__Material shown__.
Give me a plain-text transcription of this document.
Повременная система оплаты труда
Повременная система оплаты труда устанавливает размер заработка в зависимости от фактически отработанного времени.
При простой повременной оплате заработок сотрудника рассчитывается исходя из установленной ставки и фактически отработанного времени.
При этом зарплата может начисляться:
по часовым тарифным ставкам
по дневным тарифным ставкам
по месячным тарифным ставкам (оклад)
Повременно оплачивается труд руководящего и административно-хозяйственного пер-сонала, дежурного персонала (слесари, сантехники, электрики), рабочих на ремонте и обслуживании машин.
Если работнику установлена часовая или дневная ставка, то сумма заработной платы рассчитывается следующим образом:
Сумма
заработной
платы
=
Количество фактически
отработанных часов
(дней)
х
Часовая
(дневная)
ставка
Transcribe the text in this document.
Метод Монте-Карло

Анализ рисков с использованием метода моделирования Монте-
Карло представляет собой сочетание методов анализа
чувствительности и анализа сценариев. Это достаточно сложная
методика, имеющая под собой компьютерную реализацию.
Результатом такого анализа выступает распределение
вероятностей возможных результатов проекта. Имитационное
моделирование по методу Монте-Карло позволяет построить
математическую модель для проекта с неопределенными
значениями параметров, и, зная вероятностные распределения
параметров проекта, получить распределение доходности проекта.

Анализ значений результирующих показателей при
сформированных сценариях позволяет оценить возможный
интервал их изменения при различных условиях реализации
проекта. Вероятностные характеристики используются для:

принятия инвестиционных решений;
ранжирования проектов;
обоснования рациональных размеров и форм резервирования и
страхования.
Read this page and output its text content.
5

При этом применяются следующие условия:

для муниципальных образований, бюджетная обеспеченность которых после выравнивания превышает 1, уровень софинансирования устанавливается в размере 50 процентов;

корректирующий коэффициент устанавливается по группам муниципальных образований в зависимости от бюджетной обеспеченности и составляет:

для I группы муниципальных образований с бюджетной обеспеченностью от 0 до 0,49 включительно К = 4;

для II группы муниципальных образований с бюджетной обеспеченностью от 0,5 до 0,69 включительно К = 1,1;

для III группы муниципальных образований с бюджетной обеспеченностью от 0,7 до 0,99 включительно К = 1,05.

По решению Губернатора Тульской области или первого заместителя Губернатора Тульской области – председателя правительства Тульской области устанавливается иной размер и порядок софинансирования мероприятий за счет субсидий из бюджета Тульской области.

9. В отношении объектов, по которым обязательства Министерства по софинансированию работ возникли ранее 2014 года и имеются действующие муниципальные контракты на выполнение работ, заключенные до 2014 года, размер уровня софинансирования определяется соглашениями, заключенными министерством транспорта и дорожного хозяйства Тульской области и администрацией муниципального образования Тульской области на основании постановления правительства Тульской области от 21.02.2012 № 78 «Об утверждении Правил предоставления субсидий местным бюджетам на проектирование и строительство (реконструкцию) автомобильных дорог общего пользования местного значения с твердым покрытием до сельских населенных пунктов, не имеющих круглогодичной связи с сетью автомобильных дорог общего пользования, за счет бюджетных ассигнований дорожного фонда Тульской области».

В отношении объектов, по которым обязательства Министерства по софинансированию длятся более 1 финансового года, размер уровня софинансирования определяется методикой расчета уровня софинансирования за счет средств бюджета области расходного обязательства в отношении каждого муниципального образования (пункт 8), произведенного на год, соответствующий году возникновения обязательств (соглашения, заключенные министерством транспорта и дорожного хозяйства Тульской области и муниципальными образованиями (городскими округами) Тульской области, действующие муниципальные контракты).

__Goal of the exercise__.
From the records above, extract every entry exactly as given.

__Expected output__.
Give me a plain-text transcription of this document.
Повременная система оплаты труда
Повременная система оплаты труда устанавливает размер заработка в зависимости от фактически отработанного времени.
При простой повременной оплате заработок сотрудника рассчитывается исходя из установленной ставки и фактически отработанного времени.
При этом зарплата может начисляться:
по часовым тарифным ставкам
по дневным тарифным ставкам
по месячным тарифным ставкам (оклад)
Повременно оплачивается труд руководящего и административно-хозяйственного пер-сонала, дежурного персонала (слесари, сантехники, электрики), рабочих на ремонте и обслуживании машин.
Если работнику установлена часовая или дневная ставка, то сумма заработной платы рассчитывается следующим образом:
Сумма
заработной
платы
=
Количество фактически
отработанных часов
(дней)
х
Часовая
(дневная)
ставка
Transcribe the text in this document.
Метод Монте-Карло

Анализ рисков с использованием метода моделирования Монте-
Карло представляет собой сочетание методов анализа
чувствительности и анализа сценариев. Это достаточно сложная
методика, имеющая под собой компьютерную реализацию.
Результатом такого анализа выступает распределение
вероятностей возможных результатов проекта. Имитационное
моделирование по методу Монте-Карло позволяет построить
математическую модель для проекта с неопределенными
значениями параметров, и, зная вероятностные распределения
параметров проекта, получить распределение доходности проекта.

Анализ значений результирующих показателей при
сформированных сценариях позволяет оценить возможный
интервал их изменения при различных условиях реализации
проекта. Вероятностные характеристики используются для:

принятия инвестиционных решений;
ранжирования проектов;
обоснования рациональных размеров и форм резервирования и
страхования.
Read this page and output its text content.
5

При этом применяются следующие условия:

для муниципальных образований, бюджетная обеспеченность которых после выравнивания превышает 1, уровень софинансирования устанавливается в размере 50 процентов;

корректирующий коэффициент устанавливается по группам муниципальных образований в зависимости от бюджетной обеспеченности и составляет:

для I группы муниципальных образований с бюджетной обеспеченностью от 0 до 0,49 включительно К = 4;

для II группы муниципальных образований с бюджетной обеспеченностью от 0,5 до 0,69 включительно К = 1,1;

для III группы муниципальных образований с бюджетной обеспеченностью от 0,7 до 0,99 включительно К = 1,05.

По решению Губернатора Тульской области или первого заместителя Губернатора Тульской области – председателя правительства Тульской области устанавливается иной размер и порядок софинансирования мероприятий за счет субсидий из бюджета Тульской области.

9. В отношении объектов, по которым обязательства Министерства по софинансированию работ возникли ранее 2014 года и имеются действующие муниципальные контракты на выполнение работ, заключенные до 2014 года, размер уровня софинансирования определяется соглашениями, заключенными министерством транспорта и дорожного хозяйства Тульской области и администрацией муниципального образования Тульской области на основании постановления правительства Тульской области от 21.02.2012 № 78 «Об утверждении Правил предоставления субсидий местным бюджетам на проектирование и строительство (реконструкцию) автомобильных дорог общего пользования местного значения с твердым покрытием до сельских населенных пунктов, не имеющих круглогодичной связи с сетью автомобильных дорог общего пользования, за счет бюджетных ассигнований дорожного фонда Тульской области».

В отношении объектов, по которым обязательства Министерства по софинансированию длятся более 1 финансового года, размер уровня софинансирования определяется методикой расчета уровня софинансирования за счет средств бюджета области расходного обязательства в отношении каждого муниципального образования (пункт 8), произведенного на год, соответствующий году возникновения обязательств (соглашения, заключенные министерством транспорта и дорожного хозяйства Тульской области и муниципальными образованиями (городскими округами) Тульской области, действующие муниципальные контракты).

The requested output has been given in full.